**Zitierter Text:**
-=-=-

Kurswechsel in Griechenlands Abfallwirtschaft

Abfalltrennung, Rückgewinnung und Recycling werden im neuen nationalen Abfallbewirtschaftungsplan groß geschrieben. Das eröffnet Technologieanbietern und Know-how-Dienstleistern Geschäftschancen. Rund 830 Millionen Euro des EU-Partnerschaftsabkommens der Förderperiode 2014 bis 2020 sollen in die griechische Abfallwirtschaft fließen.

Davon sind 650 Millionen Euro für die Siedlungsabfall-Behandlung vorgesehen. Ein Teil wurde hier der Fertigstellung von Projekten der Förderperiode 2007 bis 2013 zugesprochen. Die unterbreiteten Vorschläge für die Abfallbewirtschaftung der Regionen Attika, Epirus, Thessalien, Zentralmakedonien und Südägäis liegen bereits bei 1,5 Milliarden Euro. Das zuständige griechische Ministerium für Umwelt und Energie ist Projekten in Form von Public-private-Partnerships (PPP) gegenüber grundsätzlich aufgeschlossen. Mit dem Rechtsakt Nummer 49 des Ministerrates vom 15. Dezember 2015 wurde der neue Nationale Abfallbewirtschaftungsplan (2015 bis 2020) verabschiedet.

Nach Angaben des Umweltministeriums soll der Abfallbewirtschaftungsplan bis zum Jahr 2020 bis zu 16.000 neue Arbeitsplätze schaffen. Dabei hatte die Ausarbeitung des Plans zu heftigen Kontroversen geführt. Ein Grund dafür ist die Aussetzung von Abfallgroßprojekten, die kurz vor dem Abschluss standen. Die niedrigen Recyclingraten durch hohen Anfall gemischter Siedlungsabfälle waren hier ausschlaggebend. Weitere kritische Punkte waren das vom Staat garantierte Mindestabfallaufkommen und die Preise, die von den Gemeinden zu zahlen sind, wenn sie den Abfall zur Anlage bringen.

-=-=-

(Datensätze aus einer Sammlung)
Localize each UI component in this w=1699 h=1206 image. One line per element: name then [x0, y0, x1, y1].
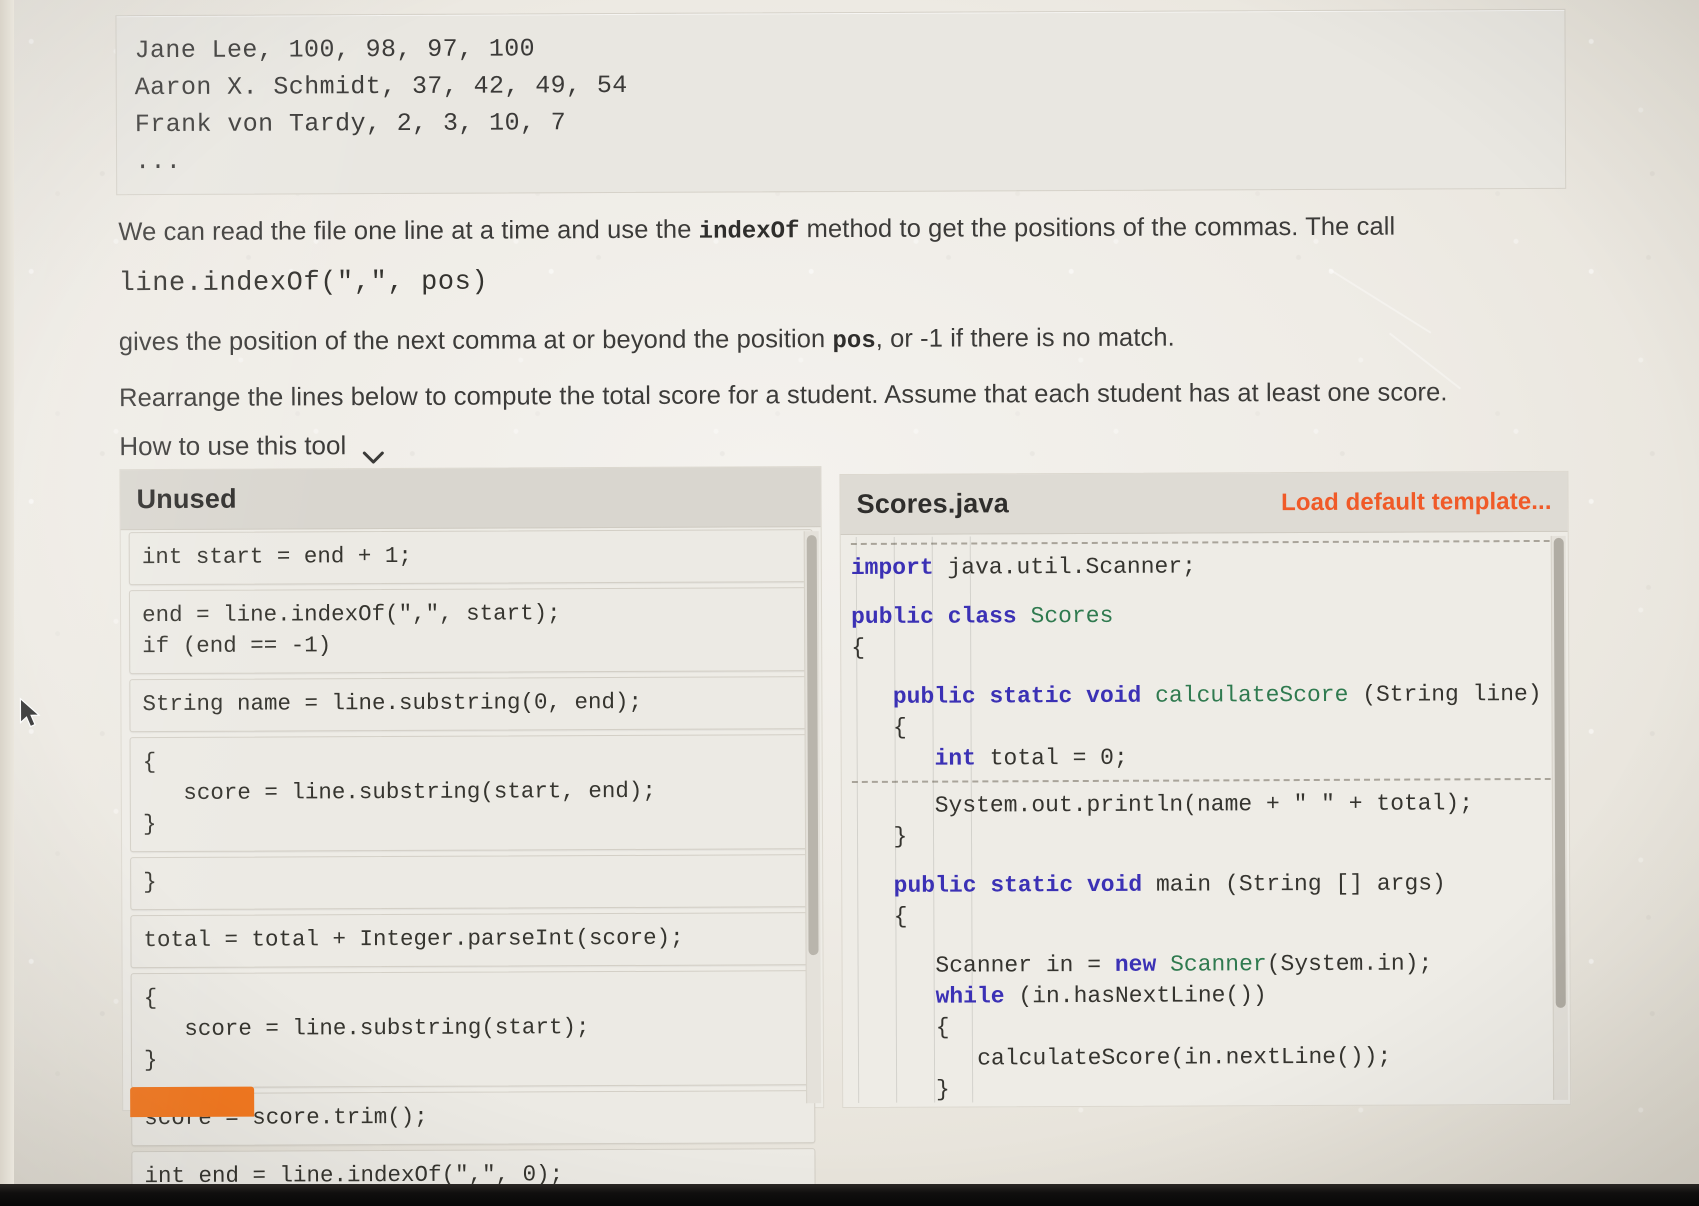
code-line: { — [852, 903, 908, 930]
sample-line: ... — [135, 146, 182, 177]
code-line: public static void main (String [] args) — [893, 870, 1446, 899]
unused-scrollbar-thumb[interactable] — [806, 535, 819, 956]
paragraph-instructions: Rearrange the lines below to compute the… — [119, 378, 1448, 413]
code-line: import java.util.Scanner; — [850, 553, 1196, 581]
submit-button[interactable] — [130, 1086, 255, 1118]
code-line: } — [853, 1076, 950, 1103]
p1-before: We can read the file one line at a time … — [118, 215, 699, 247]
paragraph-indexof-intro: We can read the file one line at a time … — [118, 209, 1448, 251]
load-default-template-link[interactable]: Load default template... — [1281, 487, 1552, 516]
solution-file-name: Scores.java — [856, 488, 1009, 519]
sample-line: Frank von Tardy, 2, 3, 10, 7 — [134, 108, 567, 140]
call-example-code: line.indexOf(",", pos) — [118, 267, 489, 300]
code-line: { — [851, 714, 907, 741]
unused-code-tile[interactable]: end = line.indexOf(",", start); if (end … — [128, 587, 814, 675]
chevron-down-icon — [362, 441, 384, 464]
left-bezel — [0, 0, 14, 1206]
code-line: public static void calculateScore (Strin… — [892, 680, 1542, 710]
code-line: Scanner in = new Scanner(System.in); — [852, 950, 1433, 979]
unused-panel-header: Unused — [120, 467, 821, 531]
unused-code-tile[interactable]: int start = end + 1; — [128, 529, 813, 586]
sample-data-lines: Jane Lee, 100, 98, 97, 100 Aaron X. Schm… — [116, 10, 1565, 180]
paragraph-position-explanation: gives the position of the next comma at … — [119, 319, 1449, 361]
unused-panel: Unused int start = end + 1; end = line.in… — [119, 466, 825, 1205]
code-line: { — [851, 634, 866, 661]
solution-editor-panel: Scores.java Load default template... imp… — [839, 470, 1572, 1109]
code-line: while (in.hasNextLine()) — [935, 982, 1267, 1010]
solution-panel-header: Scores.java Load default template... — [840, 471, 1568, 536]
unused-code-tile[interactable]: total = total + Integer.parseInt(score); — [130, 912, 815, 969]
sample-line: Jane Lee, 100, 98, 97, 100 — [134, 34, 536, 66]
sample-data-box: Jane Lee, 100, 98, 97, 100 Aaron X. Schm… — [115, 8, 1567, 196]
p1-inline-code: indexOf — [698, 218, 800, 246]
unused-code-tile[interactable]: { score = line.substring(start, end); } — [129, 734, 815, 853]
drop-zone[interactable] — [850, 539, 1550, 545]
bottom-bezel — [0, 1184, 1699, 1206]
screen-content: Jane Lee, 100, 98, 97, 100 Aaron X. Schm… — [0, 0, 1699, 1206]
unused-scrollbar[interactable] — [803, 531, 822, 1104]
how-to-use-this-tool-toggle[interactable]: How to use this tool — [119, 430, 384, 464]
photographed-screen: Jane Lee, 100, 98, 97, 100 Aaron X. Schm… — [0, 0, 1699, 1206]
how-to-use-label: How to use this tool — [119, 430, 347, 462]
code-line: } — [851, 823, 908, 850]
editor-scrollbar[interactable] — [1550, 535, 1569, 1100]
p2-before: gives the position of the next comma at … — [118, 325, 833, 357]
unused-code-tile[interactable]: String name = line.substring(0, end); — [129, 676, 814, 733]
code-line: { — [852, 1014, 950, 1041]
code-editor-area[interactable]: import java.util.Scanner; public class Sc… — [850, 534, 1552, 1103]
unused-panel-title: Unused — [136, 483, 237, 515]
code-line: System.out.println(name + " " + total); — [851, 790, 1474, 819]
editor-code-lines: import java.util.Scanner; public class Sc… — [850, 539, 1552, 1103]
sample-line: Aaron X. Schmidt, 37, 42, 49, 54 — [134, 70, 628, 103]
code-line: calculateScore(in.nextLine()); — [852, 1043, 1392, 1072]
mouse-pointer-icon — [18, 697, 44, 732]
p1-after: method to get the positions of the comma… — [799, 212, 1396, 244]
drop-zone[interactable] — [851, 777, 1551, 783]
unused-code-tile[interactable]: } — [130, 854, 815, 911]
p2-after: , or -1 if there is no match. — [875, 323, 1175, 353]
code-line: public class Scores — [851, 602, 1114, 630]
editor-scrollbar-thumb[interactable] — [1553, 537, 1566, 1008]
code-line: int total = 0; — [934, 744, 1128, 772]
p2-inline-code: pos — [832, 327, 876, 356]
unused-code-tile[interactable]: { score = line.substring(start); } — [130, 970, 816, 1089]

-=-=-

**Aufgaben:**
1 > Wie viele neue Arbeitsplätze soll der Abfallbewirtschaftungsplan laut dem Text zur griechischen Abfallwirtschaft bis 2020 schaffen?
2 > Führe den Text über die griechische Abfallwirtschaft nach seinem letzten Satz weiter.

**Ergebnisse:**
1 > Bis zu 16.000 neue Arbeitsplätze.

2 >
Vertragsreif und in der Bauphase

Der neue Plan setzt auf kleinere, dezentrale Abfallbehandlungsanlagen, die auf den Abfallbewirtschaftungsplänen der Regionen basieren und durch die Pläne der Gemeinden ergänzt werden. Von den zwischen 2010 und 2012 ausgeschriebenen und vergebenen integrierten Abfallmanagementanlagen befindet sich bisher nur eine Anlage in Westmakedonien in der Bauphase. Vertragsreif sind außerdem die Projekte von Ilia, Epirus und Zentralmakedonien. Problematisch gestaltet sich die Realisierung des Vorhabens auf dem Peloponnes. Trotz Vertragsänderung – so wurde zum Beispiel die garantierte Abfallmenge pro Jahr von 150.000 auf 100.000 Tonnen verringert – wehren sich die lokalen Entscheidungsträger der öffentlichen Verwaltung gegen dieses Projekt.

Fortan soll aber neben der Abfallvermeidung auf die Abfalltrennung an der Quelle und auf die Rückgewinnung von Siedlungsabfällen – 74 Prozent bis 2020 – gesetzt werden. Glas, Papier, Metalle und Kunststoffe als Abfälle gilt es zu trennen und zu 65 Prozent (bezogen auf das Gesamtgewicht der Stoffströme) zu recyceln. Der Deponierungsanteil soll auf 26 Prozent reduziert werden.

Unkontrollierte Deponien sind das Problem

Eurostat zufolge fielen 2013 in Griechenland 509 Kilogramm Siedlungsabfälle pro Kopf an. Damit liegt das Land über dem Durchschnitt der Europäischen Union (EU28) von 477 Kilogramm. Deutlich unter dem EU-Mittel blieb mit 16 Prozent der Recyclinganteil zurück.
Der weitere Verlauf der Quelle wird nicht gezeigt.